● Task instructions:
Only lines with the string "text" matter here; gather them from the material below.

● Dataset records:
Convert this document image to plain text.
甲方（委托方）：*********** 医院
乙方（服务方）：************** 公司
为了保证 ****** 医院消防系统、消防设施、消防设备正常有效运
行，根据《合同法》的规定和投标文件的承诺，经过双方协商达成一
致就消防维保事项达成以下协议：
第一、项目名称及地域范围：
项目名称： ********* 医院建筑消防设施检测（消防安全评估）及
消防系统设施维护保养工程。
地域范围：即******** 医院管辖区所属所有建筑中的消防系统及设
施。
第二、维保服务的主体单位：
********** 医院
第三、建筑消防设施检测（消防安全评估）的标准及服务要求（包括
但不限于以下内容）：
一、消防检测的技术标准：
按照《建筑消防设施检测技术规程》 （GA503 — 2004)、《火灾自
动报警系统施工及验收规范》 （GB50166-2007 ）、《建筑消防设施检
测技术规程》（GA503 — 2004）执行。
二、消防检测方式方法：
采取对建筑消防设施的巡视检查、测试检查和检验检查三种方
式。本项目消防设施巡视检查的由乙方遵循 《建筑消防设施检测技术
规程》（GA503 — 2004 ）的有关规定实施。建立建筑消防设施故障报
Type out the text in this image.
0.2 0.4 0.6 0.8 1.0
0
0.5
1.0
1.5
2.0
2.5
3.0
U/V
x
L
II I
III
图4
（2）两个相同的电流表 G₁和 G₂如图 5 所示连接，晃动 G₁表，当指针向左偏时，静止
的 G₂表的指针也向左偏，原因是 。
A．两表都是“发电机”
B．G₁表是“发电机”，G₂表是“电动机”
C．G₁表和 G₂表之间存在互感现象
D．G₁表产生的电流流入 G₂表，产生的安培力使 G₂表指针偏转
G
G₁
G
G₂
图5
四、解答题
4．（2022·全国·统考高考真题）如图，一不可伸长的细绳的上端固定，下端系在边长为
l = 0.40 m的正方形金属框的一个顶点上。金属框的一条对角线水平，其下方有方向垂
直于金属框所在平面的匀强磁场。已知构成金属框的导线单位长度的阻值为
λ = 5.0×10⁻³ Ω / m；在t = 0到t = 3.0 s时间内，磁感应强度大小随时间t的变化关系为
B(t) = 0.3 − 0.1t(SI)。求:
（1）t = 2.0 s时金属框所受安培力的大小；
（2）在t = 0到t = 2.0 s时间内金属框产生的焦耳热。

● Task response:
Convert this document image to plain text.
Type out the text in this image.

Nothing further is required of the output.